• Your objective:
State how many lines in the listing below include the word "JSON", and add nothing besides the number.

■ ■ ■ ■

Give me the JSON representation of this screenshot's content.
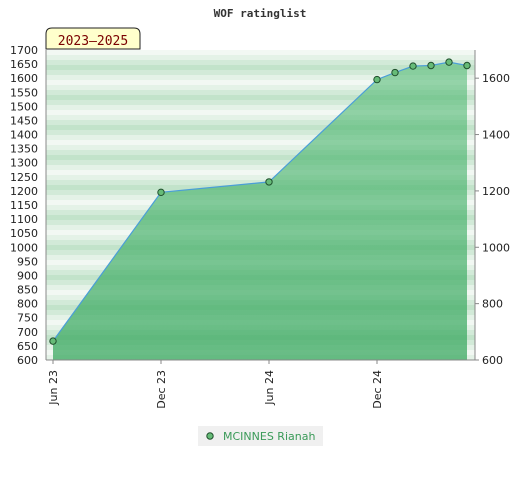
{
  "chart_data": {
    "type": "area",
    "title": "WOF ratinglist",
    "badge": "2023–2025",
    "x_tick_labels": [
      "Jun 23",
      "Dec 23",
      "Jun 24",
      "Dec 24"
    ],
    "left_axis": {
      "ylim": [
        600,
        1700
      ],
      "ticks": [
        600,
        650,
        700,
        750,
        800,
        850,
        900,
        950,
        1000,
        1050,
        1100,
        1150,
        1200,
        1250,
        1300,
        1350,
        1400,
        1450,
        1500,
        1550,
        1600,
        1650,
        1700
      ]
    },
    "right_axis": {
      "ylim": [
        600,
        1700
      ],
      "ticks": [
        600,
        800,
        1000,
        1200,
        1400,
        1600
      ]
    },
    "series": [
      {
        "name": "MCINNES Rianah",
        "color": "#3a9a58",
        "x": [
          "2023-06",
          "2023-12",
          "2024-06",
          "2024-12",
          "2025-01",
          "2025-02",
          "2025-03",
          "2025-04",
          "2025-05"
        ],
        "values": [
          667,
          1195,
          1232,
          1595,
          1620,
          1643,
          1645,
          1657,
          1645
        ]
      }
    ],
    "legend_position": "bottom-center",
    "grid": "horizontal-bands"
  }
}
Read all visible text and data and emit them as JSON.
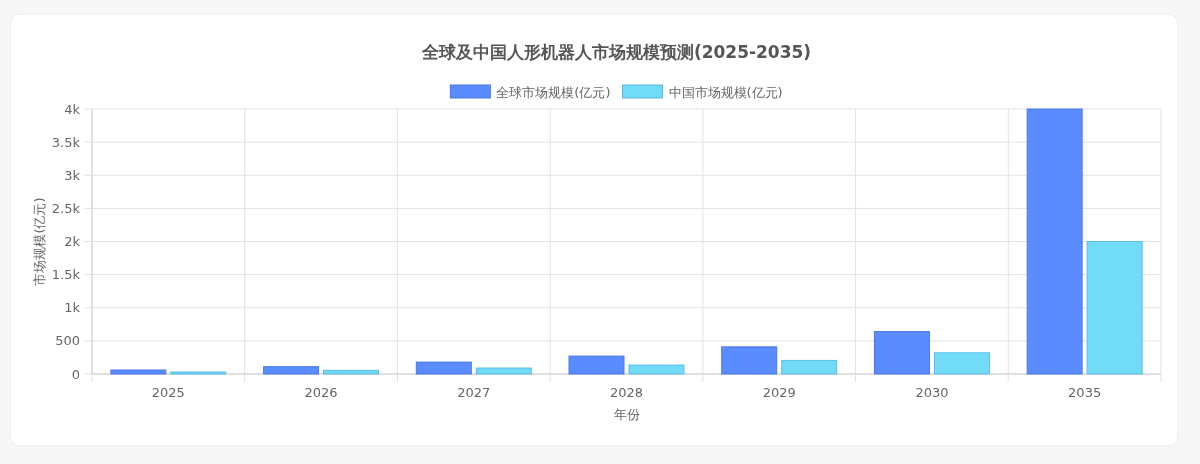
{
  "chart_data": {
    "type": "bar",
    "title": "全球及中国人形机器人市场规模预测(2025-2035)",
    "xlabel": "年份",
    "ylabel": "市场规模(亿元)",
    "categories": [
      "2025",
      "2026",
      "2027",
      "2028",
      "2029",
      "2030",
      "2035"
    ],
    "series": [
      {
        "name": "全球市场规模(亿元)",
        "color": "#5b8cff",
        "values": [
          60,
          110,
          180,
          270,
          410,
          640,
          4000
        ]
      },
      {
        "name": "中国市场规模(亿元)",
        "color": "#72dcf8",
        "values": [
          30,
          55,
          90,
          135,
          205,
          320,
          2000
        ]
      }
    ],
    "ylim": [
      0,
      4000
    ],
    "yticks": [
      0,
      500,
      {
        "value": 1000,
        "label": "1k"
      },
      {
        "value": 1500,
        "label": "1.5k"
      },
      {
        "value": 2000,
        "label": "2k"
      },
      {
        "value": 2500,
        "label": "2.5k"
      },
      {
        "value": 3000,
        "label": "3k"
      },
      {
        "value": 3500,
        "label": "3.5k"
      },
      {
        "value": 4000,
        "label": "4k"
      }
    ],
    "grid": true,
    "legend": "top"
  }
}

■ ■ ■ ■

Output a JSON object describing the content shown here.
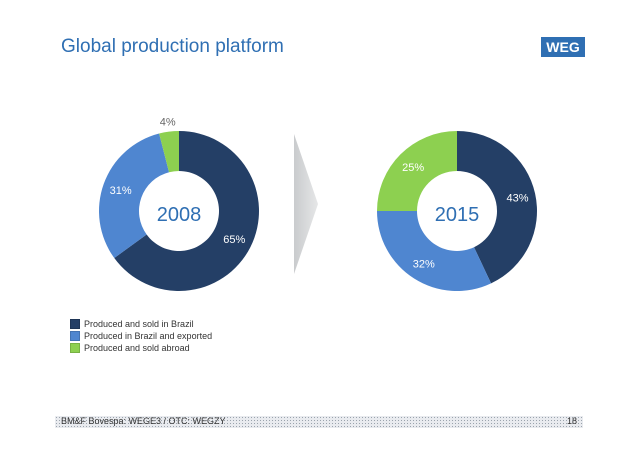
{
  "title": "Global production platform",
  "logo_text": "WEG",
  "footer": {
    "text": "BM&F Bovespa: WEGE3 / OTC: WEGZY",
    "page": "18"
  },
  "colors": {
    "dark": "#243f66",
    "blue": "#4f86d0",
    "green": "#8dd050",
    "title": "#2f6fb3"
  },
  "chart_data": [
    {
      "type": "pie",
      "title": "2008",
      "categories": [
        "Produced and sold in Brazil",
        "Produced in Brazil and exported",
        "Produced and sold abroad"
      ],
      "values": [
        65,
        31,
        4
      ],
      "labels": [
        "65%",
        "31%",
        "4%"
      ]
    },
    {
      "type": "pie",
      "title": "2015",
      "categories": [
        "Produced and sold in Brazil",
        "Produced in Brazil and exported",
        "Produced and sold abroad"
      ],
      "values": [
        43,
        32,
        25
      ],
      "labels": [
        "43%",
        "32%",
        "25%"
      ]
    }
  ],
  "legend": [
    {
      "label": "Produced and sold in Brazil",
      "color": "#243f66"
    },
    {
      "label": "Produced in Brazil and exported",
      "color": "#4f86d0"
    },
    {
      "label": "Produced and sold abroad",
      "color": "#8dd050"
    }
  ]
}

■ ■ ■ ■

• Solved exercise:
3